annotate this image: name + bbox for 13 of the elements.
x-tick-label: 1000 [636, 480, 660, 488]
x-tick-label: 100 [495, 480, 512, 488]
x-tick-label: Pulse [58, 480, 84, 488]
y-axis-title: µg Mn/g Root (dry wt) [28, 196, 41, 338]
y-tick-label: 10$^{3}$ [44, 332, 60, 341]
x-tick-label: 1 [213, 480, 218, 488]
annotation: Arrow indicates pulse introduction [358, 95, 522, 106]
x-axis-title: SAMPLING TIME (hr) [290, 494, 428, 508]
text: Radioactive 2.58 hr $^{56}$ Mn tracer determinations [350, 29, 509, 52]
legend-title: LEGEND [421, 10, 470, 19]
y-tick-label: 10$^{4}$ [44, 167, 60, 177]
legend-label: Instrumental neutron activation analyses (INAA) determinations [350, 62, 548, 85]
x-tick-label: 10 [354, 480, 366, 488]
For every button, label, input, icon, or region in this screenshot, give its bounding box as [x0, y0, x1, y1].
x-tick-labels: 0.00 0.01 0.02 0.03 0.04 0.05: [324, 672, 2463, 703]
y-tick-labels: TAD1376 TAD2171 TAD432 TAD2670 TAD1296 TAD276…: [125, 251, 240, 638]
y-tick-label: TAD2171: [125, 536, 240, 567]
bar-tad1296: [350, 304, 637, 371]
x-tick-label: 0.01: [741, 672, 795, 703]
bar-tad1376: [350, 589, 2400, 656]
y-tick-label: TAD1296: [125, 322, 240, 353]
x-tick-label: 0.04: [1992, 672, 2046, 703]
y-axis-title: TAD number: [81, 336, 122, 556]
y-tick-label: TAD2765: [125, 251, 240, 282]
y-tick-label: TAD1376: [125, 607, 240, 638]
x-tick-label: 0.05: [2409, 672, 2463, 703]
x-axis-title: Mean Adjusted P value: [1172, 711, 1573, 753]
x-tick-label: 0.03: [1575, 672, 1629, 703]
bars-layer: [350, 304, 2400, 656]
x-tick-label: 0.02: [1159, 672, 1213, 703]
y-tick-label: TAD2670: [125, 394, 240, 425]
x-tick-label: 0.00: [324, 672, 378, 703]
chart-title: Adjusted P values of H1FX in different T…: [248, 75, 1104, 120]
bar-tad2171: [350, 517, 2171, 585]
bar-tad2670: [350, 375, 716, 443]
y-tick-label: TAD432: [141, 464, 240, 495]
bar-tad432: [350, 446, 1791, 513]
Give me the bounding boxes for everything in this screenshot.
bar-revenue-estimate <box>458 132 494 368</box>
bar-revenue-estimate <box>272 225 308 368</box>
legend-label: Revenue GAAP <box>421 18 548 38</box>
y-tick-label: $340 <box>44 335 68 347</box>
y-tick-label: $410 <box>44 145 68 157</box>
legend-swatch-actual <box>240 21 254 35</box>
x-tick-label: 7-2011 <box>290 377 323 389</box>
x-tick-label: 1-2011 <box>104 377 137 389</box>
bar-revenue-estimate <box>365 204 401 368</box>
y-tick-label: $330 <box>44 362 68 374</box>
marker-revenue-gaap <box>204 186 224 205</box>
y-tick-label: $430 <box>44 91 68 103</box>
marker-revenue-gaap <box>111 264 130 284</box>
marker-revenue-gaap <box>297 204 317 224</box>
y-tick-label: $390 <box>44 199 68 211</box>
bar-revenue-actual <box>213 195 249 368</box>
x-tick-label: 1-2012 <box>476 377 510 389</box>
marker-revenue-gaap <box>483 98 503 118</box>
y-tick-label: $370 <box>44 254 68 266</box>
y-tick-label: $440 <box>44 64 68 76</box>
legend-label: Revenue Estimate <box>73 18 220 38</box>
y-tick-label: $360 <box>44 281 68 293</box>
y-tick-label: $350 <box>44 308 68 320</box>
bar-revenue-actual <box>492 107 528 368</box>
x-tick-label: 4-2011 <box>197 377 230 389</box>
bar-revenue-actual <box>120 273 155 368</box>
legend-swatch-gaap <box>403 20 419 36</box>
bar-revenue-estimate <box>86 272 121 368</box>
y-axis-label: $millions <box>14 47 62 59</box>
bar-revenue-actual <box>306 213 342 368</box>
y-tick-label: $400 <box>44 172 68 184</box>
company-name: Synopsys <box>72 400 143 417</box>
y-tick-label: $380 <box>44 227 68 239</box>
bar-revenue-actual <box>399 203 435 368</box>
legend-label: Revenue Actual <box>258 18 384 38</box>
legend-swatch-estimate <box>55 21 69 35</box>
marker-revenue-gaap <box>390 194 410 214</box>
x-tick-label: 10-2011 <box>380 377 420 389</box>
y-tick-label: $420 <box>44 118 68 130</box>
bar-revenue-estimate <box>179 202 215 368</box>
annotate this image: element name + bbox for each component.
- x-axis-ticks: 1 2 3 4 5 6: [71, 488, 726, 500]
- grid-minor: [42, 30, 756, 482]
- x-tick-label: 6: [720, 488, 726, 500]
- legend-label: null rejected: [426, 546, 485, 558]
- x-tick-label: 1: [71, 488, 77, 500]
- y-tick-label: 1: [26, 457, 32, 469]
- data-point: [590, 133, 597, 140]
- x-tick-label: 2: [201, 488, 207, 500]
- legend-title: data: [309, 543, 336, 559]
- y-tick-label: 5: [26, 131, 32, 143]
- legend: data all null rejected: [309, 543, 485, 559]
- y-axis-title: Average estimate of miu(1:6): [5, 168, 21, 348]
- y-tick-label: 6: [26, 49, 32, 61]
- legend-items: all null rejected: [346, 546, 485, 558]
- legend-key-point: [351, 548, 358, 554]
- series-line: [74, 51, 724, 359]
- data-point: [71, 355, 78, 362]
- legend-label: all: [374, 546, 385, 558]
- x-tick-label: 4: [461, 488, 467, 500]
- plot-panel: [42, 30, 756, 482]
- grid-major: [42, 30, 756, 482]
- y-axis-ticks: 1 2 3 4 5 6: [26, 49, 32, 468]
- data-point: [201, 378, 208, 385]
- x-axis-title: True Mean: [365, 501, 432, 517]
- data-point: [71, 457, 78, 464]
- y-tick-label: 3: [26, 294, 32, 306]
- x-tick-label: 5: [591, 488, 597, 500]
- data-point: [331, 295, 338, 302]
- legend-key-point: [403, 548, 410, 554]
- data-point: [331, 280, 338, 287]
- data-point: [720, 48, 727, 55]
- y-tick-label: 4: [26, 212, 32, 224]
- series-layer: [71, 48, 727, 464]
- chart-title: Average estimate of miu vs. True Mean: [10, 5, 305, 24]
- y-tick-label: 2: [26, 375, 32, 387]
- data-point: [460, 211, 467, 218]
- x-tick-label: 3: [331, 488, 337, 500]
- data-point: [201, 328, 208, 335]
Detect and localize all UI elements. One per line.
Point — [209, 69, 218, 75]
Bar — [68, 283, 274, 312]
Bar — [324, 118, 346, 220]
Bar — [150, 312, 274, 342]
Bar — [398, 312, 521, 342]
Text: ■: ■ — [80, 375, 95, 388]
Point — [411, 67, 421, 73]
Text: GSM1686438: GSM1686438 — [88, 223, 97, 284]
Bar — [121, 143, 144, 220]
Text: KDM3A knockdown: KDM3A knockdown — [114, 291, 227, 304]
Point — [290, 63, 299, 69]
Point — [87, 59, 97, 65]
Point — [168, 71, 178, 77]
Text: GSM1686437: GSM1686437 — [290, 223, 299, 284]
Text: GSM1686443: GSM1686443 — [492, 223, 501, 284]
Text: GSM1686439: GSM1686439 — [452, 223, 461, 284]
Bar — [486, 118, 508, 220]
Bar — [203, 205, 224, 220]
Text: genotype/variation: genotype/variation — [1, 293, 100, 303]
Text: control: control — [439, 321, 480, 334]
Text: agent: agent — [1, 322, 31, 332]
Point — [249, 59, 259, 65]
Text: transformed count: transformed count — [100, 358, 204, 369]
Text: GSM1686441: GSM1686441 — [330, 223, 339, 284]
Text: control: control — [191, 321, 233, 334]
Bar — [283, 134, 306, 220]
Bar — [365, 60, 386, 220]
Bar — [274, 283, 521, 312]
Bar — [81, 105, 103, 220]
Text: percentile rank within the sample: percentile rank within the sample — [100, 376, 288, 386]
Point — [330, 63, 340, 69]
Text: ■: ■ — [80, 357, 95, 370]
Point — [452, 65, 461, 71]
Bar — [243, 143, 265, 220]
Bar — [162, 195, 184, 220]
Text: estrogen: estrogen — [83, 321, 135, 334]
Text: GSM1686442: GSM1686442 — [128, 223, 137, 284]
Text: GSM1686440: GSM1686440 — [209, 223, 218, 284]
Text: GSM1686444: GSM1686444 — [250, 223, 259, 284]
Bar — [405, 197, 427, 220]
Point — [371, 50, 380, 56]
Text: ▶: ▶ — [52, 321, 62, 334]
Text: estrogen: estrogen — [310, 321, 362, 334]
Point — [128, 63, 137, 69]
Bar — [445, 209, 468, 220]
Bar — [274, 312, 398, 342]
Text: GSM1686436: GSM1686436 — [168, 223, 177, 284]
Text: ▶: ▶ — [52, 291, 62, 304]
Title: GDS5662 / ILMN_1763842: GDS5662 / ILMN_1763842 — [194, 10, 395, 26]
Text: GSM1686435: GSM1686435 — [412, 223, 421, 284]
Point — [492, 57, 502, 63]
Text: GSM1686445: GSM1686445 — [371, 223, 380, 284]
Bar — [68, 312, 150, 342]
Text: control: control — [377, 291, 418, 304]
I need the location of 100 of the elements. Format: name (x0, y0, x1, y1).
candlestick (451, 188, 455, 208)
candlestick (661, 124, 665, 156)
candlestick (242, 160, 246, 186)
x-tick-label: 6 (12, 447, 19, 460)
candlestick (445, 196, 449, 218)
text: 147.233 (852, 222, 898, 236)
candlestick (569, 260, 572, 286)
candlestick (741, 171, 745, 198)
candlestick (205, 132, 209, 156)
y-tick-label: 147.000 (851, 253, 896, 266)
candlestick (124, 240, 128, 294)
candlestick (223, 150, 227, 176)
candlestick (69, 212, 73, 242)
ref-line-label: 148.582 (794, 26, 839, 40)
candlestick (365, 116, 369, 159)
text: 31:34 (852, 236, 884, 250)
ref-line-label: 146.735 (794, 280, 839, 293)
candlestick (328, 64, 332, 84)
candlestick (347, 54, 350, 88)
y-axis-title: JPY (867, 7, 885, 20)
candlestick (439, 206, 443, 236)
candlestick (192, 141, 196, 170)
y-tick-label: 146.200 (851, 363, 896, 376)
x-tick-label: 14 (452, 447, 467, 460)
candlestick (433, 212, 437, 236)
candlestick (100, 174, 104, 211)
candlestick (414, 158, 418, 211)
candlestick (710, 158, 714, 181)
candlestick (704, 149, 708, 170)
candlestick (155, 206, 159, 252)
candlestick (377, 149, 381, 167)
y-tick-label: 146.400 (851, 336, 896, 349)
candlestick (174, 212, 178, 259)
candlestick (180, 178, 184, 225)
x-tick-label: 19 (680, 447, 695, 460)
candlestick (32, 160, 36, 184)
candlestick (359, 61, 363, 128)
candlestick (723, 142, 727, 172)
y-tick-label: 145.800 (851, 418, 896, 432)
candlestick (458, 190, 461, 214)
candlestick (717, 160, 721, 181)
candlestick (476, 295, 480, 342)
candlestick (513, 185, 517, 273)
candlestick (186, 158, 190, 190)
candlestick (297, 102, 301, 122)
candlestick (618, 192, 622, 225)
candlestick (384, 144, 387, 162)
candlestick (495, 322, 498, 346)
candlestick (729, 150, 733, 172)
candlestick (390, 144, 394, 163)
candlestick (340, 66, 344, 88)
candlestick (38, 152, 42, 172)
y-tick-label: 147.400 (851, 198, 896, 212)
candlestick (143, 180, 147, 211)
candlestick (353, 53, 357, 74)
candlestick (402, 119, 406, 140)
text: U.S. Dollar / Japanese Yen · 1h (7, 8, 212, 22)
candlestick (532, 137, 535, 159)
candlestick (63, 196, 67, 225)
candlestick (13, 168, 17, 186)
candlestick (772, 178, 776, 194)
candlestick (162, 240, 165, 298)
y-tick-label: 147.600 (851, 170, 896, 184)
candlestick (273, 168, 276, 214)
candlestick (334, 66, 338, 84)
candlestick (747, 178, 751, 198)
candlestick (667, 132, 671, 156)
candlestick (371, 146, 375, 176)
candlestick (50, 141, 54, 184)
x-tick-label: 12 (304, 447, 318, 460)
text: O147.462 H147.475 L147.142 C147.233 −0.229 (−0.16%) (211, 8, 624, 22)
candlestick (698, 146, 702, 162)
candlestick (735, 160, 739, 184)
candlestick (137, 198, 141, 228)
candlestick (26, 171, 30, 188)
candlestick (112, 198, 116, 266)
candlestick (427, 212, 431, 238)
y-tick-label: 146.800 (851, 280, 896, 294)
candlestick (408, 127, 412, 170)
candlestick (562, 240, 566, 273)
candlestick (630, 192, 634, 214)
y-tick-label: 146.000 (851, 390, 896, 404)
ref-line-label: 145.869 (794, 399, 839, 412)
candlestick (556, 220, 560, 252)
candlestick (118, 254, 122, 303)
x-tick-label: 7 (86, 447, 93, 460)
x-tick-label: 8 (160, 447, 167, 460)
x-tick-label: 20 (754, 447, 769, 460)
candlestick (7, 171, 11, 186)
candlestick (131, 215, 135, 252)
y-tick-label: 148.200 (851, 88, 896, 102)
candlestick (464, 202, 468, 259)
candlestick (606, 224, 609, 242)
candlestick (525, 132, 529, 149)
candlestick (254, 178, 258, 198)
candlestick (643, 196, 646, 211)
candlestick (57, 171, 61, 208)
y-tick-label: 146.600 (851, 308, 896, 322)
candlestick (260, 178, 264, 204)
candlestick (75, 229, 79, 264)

▸ **Problem statement**
Reproduce word for word everything in the data from its very beginning down to the line containing "legend-label: Revenue GAAP", including that final line.

▸ **The output**
annotate this image: name + bbox for 13 of the elements.
x-tick-label: 1000 [636, 480, 660, 488]
x-tick-label: 100 [495, 480, 512, 488]
x-tick-label: Pulse [58, 480, 84, 488]
y-axis-title: µg Mn/g Root (dry wt) [28, 196, 41, 338]
y-tick-label: 10$^{3}$ [44, 332, 60, 341]
x-tick-label: 1 [213, 480, 218, 488]
annotation: Arrow indicates pulse introduction [358, 95, 522, 106]
x-axis-title: SAMPLING TIME (hr) [290, 494, 428, 508]
text: Radioactive 2.58 hr $^{56}$ Mn tracer determinations [350, 29, 509, 52]
legend-title: LEGEND [421, 10, 470, 19]
y-tick-label: 10$^{4}$ [44, 167, 60, 177]
legend-label: Instrumental neutron activation analyses (INAA) determinations [350, 62, 548, 85]
x-tick-label: 10 [354, 480, 366, 488]
For every button, label, input, icon, or region in this screenshot, give its bounding box as [x0, y0, x1, y1].
x-tick-labels: 0.00 0.01 0.02 0.03 0.04 0.05: [324, 672, 2463, 703]
y-tick-labels: TAD1376 TAD2171 TAD432 TAD2670 TAD1296 TAD276…: [125, 251, 240, 638]
y-tick-label: TAD2171: [125, 536, 240, 567]
bar-tad1296: [350, 304, 637, 371]
x-tick-label: 0.01: [741, 672, 795, 703]
bar-tad1376: [350, 589, 2400, 656]
y-tick-label: TAD1296: [125, 322, 240, 353]
x-tick-label: 0.04: [1992, 672, 2046, 703]
y-axis-title: TAD number: [81, 336, 122, 556]
y-tick-label: TAD2765: [125, 251, 240, 282]
y-tick-label: TAD1376: [125, 607, 240, 638]
x-tick-label: 0.05: [2409, 672, 2463, 703]
x-axis-title: Mean Adjusted P value: [1172, 711, 1573, 753]
x-tick-label: 0.03: [1575, 672, 1629, 703]
bars-layer: [350, 304, 2400, 656]
x-tick-label: 0.02: [1159, 672, 1213, 703]
y-tick-label: TAD2670: [125, 394, 240, 425]
x-tick-label: 0.00: [324, 672, 378, 703]
chart-title: Adjusted P values of H1FX in different T…: [248, 75, 1104, 120]
bar-tad2171: [350, 517, 2171, 585]
bar-tad2670: [350, 375, 716, 443]
y-tick-label: TAD432: [141, 464, 240, 495]
bar-tad432: [350, 446, 1791, 513]
Give me the bounding boxes for everything in this screenshot.
bar-revenue-estimate <box>458 132 494 368</box>
bar-revenue-estimate <box>272 225 308 368</box>
legend-label: Revenue GAAP <box>421 18 548 38</box>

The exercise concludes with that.